## [What to do]
Output as a numbered list, with blank lines omitted, the lines from the line that contains "code-line: Write-EventLog -LogName" up to and including the line that contains "line-number: 979: [17, 223, 36, 235]".

## [Records to process]
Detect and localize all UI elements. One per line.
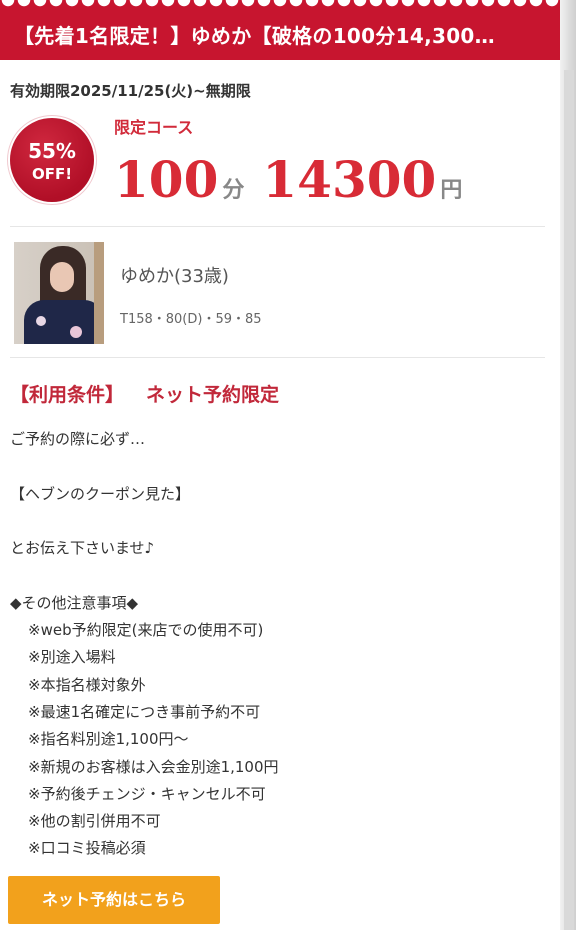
course-label: 限定コース: [114, 118, 194, 137]
condition-line: ◆その他注意事項◆: [10, 593, 139, 612]
ticket-scallop-edge: [0, 0, 560, 12]
divider-top: [10, 226, 545, 227]
condition-line: とお伝え下さいませ♪: [10, 539, 155, 558]
coupon-title[interactable]: 【先着1名限定！】ゆめか【破格の100分14,300…: [0, 12, 560, 60]
condition-line: ※予約後チェンジ・キャンセル不可: [28, 784, 266, 803]
profile-photo[interactable]: [14, 242, 104, 344]
condition-line: ※web予約限定(来店での使用不可): [28, 621, 264, 640]
photo-background-rail: [94, 242, 104, 344]
side-scroll-strip: [560, 0, 576, 930]
price-value: 14300: [262, 150, 437, 209]
condition-line: 【ヘブンのクーポン見た】: [10, 484, 191, 503]
condition-line: ※新規のお客様は入会金別途1,100円: [28, 757, 279, 776]
condition-line: ※本指名様対象外: [28, 675, 146, 694]
net-reserve-button[interactable]: ネット予約はこちら: [8, 876, 220, 924]
discount-percent: 55%: [28, 139, 76, 163]
validity-period: 有効期限2025/11/25(火)~無期限: [10, 82, 251, 100]
condition-line: ※指名料別途1,100円〜: [28, 730, 189, 749]
price-unit: 円: [440, 178, 463, 203]
condition-line: ※別途入場料: [28, 648, 116, 667]
divider-middle: [10, 357, 545, 358]
duration-value: 100: [114, 150, 219, 209]
condition-line: ご予約の際に必ず…: [10, 430, 146, 448]
photo-flower-pattern: [36, 316, 46, 326]
conditions-title-right: ネット予約限定: [146, 384, 280, 406]
condition-line: [10, 508, 530, 535]
profile-name[interactable]: ゆめか(33歳): [120, 262, 229, 288]
conditions-title: 【利用条件】 ネット予約限定: [10, 380, 279, 407]
conditions-title-left: 【利用条件】: [10, 384, 125, 406]
discount-off-label: OFF!: [31, 165, 73, 183]
photo-flower-pattern: [70, 326, 82, 338]
condition-line: [10, 562, 530, 589]
condition-line: ※口コミ投稿必須: [28, 839, 146, 858]
conditions-body: ご予約の際に必ず… 【ヘブンのクーポン見た】 とお伝え下さいませ♪ ◆その他注意…: [10, 426, 530, 863]
condition-line: [10, 453, 530, 480]
side-strip-shade: [564, 70, 574, 930]
coupon-page: 【先着1名限定！】ゆめか【破格の100分14,300… 有効期限2025/11/…: [0, 0, 576, 930]
duration-unit: 分: [222, 178, 245, 203]
condition-line: ※最速1名確定につき事前予約不可: [28, 702, 261, 721]
price-row: 100 分 14300 円: [114, 150, 480, 210]
discount-badge: 55% OFF!: [10, 118, 94, 202]
profile-sizes: T158・80(D)・59・85: [120, 312, 262, 327]
photo-face-shape: [50, 262, 74, 292]
condition-line: ※他の割引併用不可: [28, 812, 161, 831]
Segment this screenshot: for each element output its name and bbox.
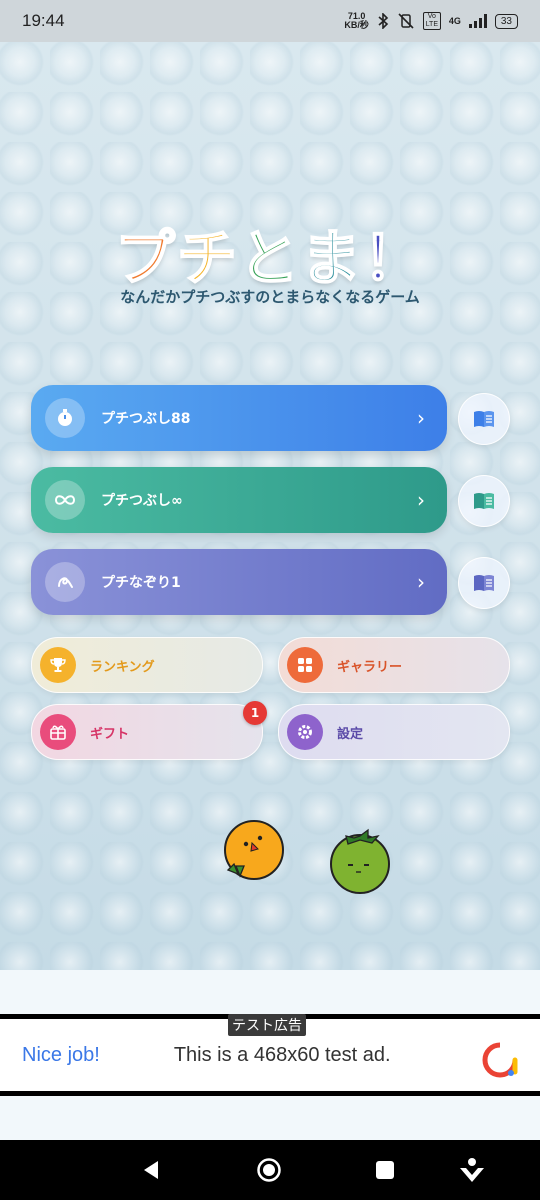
mode-button-trace[interactable]: プチなぞり1 › [31, 549, 447, 615]
orange-mascot[interactable] [218, 816, 290, 886]
home-icon[interactable] [256, 1157, 282, 1183]
trophy-icon [40, 647, 76, 683]
settings-label: 設定 [337, 726, 364, 742]
mode-label: プチなぞり1 [101, 575, 181, 591]
gallery-button[interactable]: ギャラリー [278, 637, 510, 693]
book-icon [474, 411, 494, 427]
book-icon [474, 493, 494, 509]
signal-icon [468, 14, 487, 28]
volte-icon: Vo LTE [422, 12, 441, 30]
logo-char-4: ま [300, 223, 363, 295]
chevron-right-icon: › [417, 570, 425, 594]
network-type: 4G [448, 16, 461, 26]
tagline: なんだかプチつぶすのとまらなくなるゲーム [120, 288, 420, 306]
mode-label: プチつぶし∞ [101, 493, 183, 509]
chevron-right-icon: › [417, 488, 425, 512]
ranking-label: ランキング [90, 659, 155, 675]
gift-notification-badge: 1 [243, 701, 267, 725]
ranking-button[interactable]: ランキング [31, 637, 263, 693]
trace-icon [45, 562, 85, 602]
grid-icon [287, 647, 323, 683]
game-logo: プチとま！ [0, 210, 540, 297]
mode-button-infinity[interactable]: プチつぶし∞ › [31, 467, 447, 533]
book-icon-button[interactable] [458, 393, 510, 445]
test-ad-label: テスト広告 [228, 1014, 306, 1036]
status-icons: 71.0 KB/秒 Vo LTE 4G 33 [344, 12, 518, 30]
logo-char-5: ！ [362, 223, 425, 295]
book-icon-button[interactable] [458, 475, 510, 527]
status-time: 19:44 [22, 11, 65, 30]
stopwatch-icon [45, 398, 85, 438]
gear-icon [287, 714, 323, 750]
assistant-icon[interactable] [458, 1156, 486, 1184]
gift-button[interactable]: ギフト [31, 704, 263, 760]
recents-icon[interactable] [375, 1160, 395, 1180]
game-area: プチとま！ なんだかプチつぶすのとまらなくなるゲーム プチつぶし88 › プチつ… [0, 42, 540, 970]
network-speed: 71.0 KB/秒 [344, 11, 369, 30]
book-icon-button[interactable] [458, 557, 510, 609]
navigation-bar [0, 1140, 540, 1200]
gift-icon [40, 714, 76, 750]
ad-text[interactable]: This is a 468x60 test ad. [174, 1044, 391, 1067]
mode-label: プチつぶし88 [101, 411, 191, 427]
ad-title[interactable]: Nice job! [22, 1044, 100, 1067]
gift-label: ギフト [90, 726, 130, 742]
green-tomato-mascot[interactable] [324, 824, 396, 896]
back-icon[interactable] [140, 1159, 162, 1181]
battery-icon: 33 [494, 13, 518, 29]
bluetooth-icon [378, 13, 389, 29]
status-bar: 19:44 71.0 KB/秒 Vo LTE 4G 33 [0, 0, 540, 42]
gallery-label: ギャラリー [337, 659, 403, 675]
logo-char-2: チ [176, 223, 239, 295]
ad-choices-icon[interactable] [482, 1042, 518, 1078]
mode-button-88[interactable]: プチつぶし88 › [31, 385, 447, 451]
chevron-right-icon: › [417, 406, 425, 430]
book-icon [474, 575, 494, 591]
logo-char-1: プ [114, 223, 177, 295]
settings-button[interactable]: 設定 [278, 704, 510, 760]
infinity-icon [45, 480, 85, 520]
vibrate-off-icon [398, 13, 414, 29]
logo-char-3: と [238, 223, 301, 295]
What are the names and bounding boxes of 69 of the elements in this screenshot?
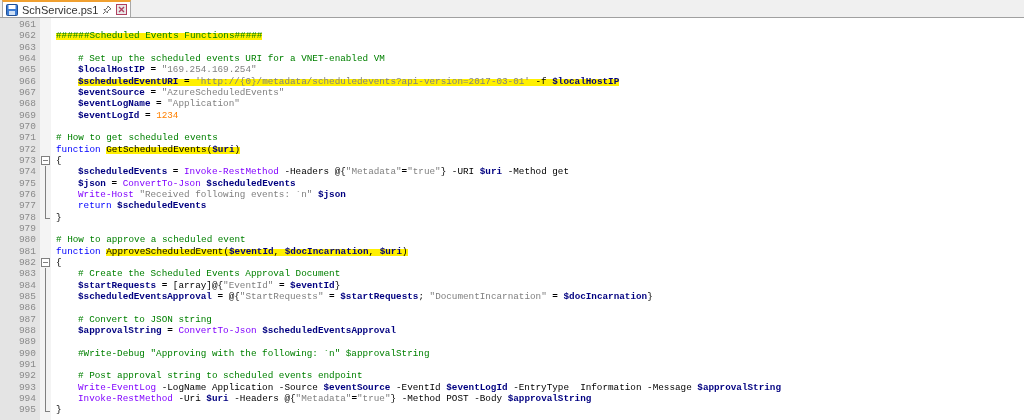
code-line: Write-EventLog -LogName Application -Source $eventSource -EventId $eventLogId -EntryType Information -Message $approvalString: [77, 381, 781, 393]
line-number: 962: [17, 30, 36, 42]
file-tab[interactable]: SchService.ps1: [2, 0, 132, 17]
code-line: {: [56, 257, 62, 269]
code-line: # Convert to JSON string: [77, 313, 212, 325]
code-line: return $scheduledEvents: [77, 200, 207, 212]
line-number: 977: [17, 200, 36, 212]
code-line: # Post approval string to scheduled events endpoint: [77, 370, 363, 382]
line-number: 988: [17, 325, 36, 336]
code-line: $eventLogName = "Application": [77, 98, 240, 110]
pin-icon[interactable]: [102, 4, 113, 15]
line-number: 979: [17, 223, 36, 235]
code-line: $eventSource = "AzureScheduledEvents": [77, 87, 285, 99]
code-line: # Set up the scheduled events URI for a VNET-enabled VM: [77, 53, 385, 65]
line-number: 973: [17, 155, 36, 167]
code-line: $startRequests = [array]@{"EventId" = $eventId}: [77, 279, 341, 291]
code-line: {: [56, 155, 62, 167]
code-line: # How to get scheduled events: [56, 132, 218, 144]
line-number: 994: [17, 393, 36, 404]
line-number: 972: [17, 143, 36, 155]
code-line: $scheduledEvents = Invoke-RestMethod -Headers @{"Metadata"="true"} -URI $uri -Method get: [77, 166, 570, 178]
code-line: function GetScheduledEvents($uri): [56, 143, 241, 155]
line-number: 989: [17, 336, 36, 348]
line-number: 987: [17, 313, 36, 325]
line-number: 971: [17, 132, 36, 144]
line-number: 978: [17, 211, 36, 223]
line-number: 965: [17, 64, 36, 76]
close-icon[interactable]: [116, 4, 128, 15]
line-number: 993: [17, 381, 36, 393]
code-line: $scheduledEventURI = 'http://{0}/metadata/scheduledevents?api-version=2017-03-01' -f $localHostIP: [77, 75, 620, 87]
line-number: 967: [17, 87, 36, 99]
line-number: 992: [17, 370, 36, 382]
line-number: 981: [17, 245, 36, 257]
code-line: $scheduledEventsApproval = @{"StartRequests" = $startRequests; "DocumentIncarnation" = $docIncarnation}: [77, 291, 653, 303]
code-line: $eventLogId = 1234: [77, 109, 179, 121]
code-line: Invoke-RestMethod -Uri $uri -Headers @{"Metadata"="true"} -Method POST -Body $approvalString: [77, 393, 592, 404]
code-line: }: [56, 404, 62, 416]
line-number: 984: [17, 279, 36, 291]
line-number: 970: [17, 121, 36, 133]
code-line: # How to approve a scheduled event: [56, 234, 246, 246]
code-line: #Write-Debug "Approving with the following: `n" $approvalString: [77, 347, 430, 359]
collapse-icon[interactable]: [41, 156, 50, 166]
collapse-icon[interactable]: [41, 258, 50, 268]
fold-end-line: [44, 404, 50, 412]
code-line: $approvalString = ConvertTo-Json $scheduledEventsApproval: [77, 325, 397, 336]
line-number: 990: [17, 347, 36, 359]
code-line: }: [56, 211, 62, 223]
line-number: 961: [17, 19, 36, 31]
line-number: 968: [17, 98, 36, 110]
line-number: 983: [17, 268, 36, 280]
code-line: $json = ConvertTo-Json $scheduledEvents: [77, 177, 296, 189]
line-number: 966: [17, 75, 36, 87]
code-line: function ApproveScheduledEvent($eventId, $docIncarnation, $uri): [56, 245, 408, 257]
code-line: # Create the Scheduled Events Approval Document: [77, 268, 341, 280]
line-number: 986: [17, 302, 36, 314]
line-number: 974: [17, 166, 36, 178]
line-number: 963: [17, 41, 36, 53]
fold-end-line: [44, 211, 50, 220]
line-number: 980: [17, 234, 36, 246]
code-line: Write-Host "Received following events: `n" $json: [77, 189, 346, 201]
line-number: 982: [17, 257, 36, 269]
code-line: $localHostIP = "169.254.169.254": [77, 64, 257, 76]
line-number: 991: [17, 359, 36, 370]
line-number: 964: [17, 53, 36, 65]
line-number: 976: [17, 189, 36, 201]
line-number: 969: [17, 109, 36, 121]
line-number: 995: [17, 404, 36, 416]
line-number: 975: [17, 177, 36, 189]
line-number: 985: [17, 291, 36, 303]
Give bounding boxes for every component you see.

## [Result of this exercise]
1. code-line: Write-EventLog -LogName Application -Source $eventSource -EventId $eventLogId -EntryType Information -Message $approvalString: [77, 381, 781, 393]
2. line-number: 962: [17, 30, 36, 42]
3. file-tab[interactable]: SchService.ps1: [2, 0, 132, 17]
4. code-line: {: [56, 257, 62, 269]
5. code-line: # Convert to JSON string: [77, 313, 212, 325]
6. code-line: return $scheduledEvents: [77, 200, 207, 212]
7. line-number: 977: [17, 200, 36, 212]
8. code-line: # Post approval string to scheduled events endpoint: [77, 370, 363, 382]
9. line-number: 988: [17, 325, 36, 336]
10. code-line: $eventLogName = "Application": [77, 98, 240, 110]
11. pin-icon[interactable]: [102, 4, 113, 15]
12. line-number: 979: [17, 223, 36, 235]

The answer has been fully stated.